_STATED EXERCISE_
Provide only the number of lines where "ܗܘܢܢܝܐ" occurs.

(Dataset rows)
┌────────

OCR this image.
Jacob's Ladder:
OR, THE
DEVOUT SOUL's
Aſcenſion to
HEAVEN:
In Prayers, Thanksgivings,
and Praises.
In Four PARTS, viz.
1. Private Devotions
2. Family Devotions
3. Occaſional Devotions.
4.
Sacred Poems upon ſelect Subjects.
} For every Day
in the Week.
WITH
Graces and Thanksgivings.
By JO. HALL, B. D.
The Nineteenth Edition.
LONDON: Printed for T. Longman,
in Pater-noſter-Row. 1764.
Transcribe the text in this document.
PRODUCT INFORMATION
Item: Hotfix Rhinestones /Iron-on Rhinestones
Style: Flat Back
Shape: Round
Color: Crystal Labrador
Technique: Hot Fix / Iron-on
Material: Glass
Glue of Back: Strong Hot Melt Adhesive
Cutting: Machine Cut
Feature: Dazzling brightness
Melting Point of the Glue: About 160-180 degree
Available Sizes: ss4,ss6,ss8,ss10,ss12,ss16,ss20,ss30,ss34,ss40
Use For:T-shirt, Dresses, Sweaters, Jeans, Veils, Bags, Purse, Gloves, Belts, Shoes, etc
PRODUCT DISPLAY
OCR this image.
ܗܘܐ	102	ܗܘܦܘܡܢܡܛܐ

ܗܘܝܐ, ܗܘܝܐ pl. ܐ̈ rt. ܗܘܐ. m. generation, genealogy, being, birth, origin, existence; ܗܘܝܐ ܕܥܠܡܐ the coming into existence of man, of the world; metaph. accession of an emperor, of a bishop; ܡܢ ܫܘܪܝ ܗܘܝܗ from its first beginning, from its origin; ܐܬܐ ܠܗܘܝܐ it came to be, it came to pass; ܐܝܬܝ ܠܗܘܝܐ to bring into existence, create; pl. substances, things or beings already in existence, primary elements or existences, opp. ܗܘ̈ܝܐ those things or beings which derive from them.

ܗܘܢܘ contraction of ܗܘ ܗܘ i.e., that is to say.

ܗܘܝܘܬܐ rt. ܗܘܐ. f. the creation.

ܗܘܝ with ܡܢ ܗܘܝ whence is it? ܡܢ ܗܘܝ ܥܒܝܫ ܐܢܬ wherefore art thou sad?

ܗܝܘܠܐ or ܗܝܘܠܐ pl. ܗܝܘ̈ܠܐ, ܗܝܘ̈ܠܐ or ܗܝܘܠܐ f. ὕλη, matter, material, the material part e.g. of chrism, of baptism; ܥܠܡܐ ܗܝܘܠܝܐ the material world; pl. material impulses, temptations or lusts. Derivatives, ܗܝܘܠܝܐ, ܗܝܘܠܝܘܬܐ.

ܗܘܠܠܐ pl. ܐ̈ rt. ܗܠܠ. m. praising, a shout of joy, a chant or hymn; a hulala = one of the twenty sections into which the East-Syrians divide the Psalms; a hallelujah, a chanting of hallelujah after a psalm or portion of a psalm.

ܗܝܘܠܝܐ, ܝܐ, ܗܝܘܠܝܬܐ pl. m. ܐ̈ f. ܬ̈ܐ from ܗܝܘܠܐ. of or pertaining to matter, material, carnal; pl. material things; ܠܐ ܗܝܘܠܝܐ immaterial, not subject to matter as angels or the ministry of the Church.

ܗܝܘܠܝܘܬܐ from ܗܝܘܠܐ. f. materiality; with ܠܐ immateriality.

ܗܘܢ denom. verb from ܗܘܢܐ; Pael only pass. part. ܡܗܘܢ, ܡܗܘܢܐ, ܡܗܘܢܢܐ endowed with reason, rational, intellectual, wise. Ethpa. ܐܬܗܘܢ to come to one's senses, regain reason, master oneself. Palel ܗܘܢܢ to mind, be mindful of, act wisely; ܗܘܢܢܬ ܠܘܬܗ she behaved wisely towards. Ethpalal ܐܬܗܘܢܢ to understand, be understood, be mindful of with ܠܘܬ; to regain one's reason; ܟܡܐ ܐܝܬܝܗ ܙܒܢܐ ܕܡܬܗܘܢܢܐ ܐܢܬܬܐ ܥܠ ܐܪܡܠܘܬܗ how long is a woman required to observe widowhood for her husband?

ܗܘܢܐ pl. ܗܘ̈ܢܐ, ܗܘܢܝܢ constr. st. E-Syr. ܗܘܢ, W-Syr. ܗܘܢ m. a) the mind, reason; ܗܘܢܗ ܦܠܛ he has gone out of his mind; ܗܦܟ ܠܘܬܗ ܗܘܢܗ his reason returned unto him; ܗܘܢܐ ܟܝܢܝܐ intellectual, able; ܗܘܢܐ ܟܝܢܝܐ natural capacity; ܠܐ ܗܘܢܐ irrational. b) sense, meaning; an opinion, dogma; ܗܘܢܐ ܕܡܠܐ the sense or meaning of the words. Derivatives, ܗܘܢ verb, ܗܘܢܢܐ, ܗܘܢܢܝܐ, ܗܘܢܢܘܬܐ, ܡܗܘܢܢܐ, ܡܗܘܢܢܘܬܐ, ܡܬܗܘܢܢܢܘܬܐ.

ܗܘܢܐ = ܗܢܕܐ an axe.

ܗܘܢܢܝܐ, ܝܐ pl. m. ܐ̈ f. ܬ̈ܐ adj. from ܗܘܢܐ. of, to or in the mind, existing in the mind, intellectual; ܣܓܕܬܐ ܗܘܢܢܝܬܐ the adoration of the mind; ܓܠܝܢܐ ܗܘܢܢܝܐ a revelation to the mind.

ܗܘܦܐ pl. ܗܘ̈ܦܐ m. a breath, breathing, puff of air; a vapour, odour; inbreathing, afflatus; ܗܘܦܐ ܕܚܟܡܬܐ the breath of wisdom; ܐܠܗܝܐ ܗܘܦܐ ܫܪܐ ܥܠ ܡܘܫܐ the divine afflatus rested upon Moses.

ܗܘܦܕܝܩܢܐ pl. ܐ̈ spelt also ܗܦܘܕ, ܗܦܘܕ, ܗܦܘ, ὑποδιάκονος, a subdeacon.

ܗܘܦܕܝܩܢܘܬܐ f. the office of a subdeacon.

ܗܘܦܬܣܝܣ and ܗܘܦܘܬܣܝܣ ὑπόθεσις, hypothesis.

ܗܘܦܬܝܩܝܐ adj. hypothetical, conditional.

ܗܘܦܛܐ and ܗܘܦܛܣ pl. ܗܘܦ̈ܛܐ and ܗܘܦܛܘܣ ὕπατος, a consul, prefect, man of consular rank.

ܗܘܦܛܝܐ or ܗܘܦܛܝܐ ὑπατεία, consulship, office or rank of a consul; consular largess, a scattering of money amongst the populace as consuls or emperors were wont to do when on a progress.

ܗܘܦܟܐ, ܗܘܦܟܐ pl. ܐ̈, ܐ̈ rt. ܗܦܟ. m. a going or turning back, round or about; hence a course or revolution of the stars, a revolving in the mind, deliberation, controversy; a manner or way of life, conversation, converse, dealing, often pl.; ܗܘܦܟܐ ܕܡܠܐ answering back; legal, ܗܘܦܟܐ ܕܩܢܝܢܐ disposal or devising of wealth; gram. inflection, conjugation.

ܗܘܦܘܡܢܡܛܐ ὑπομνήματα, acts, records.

└────────

_RESULT_
2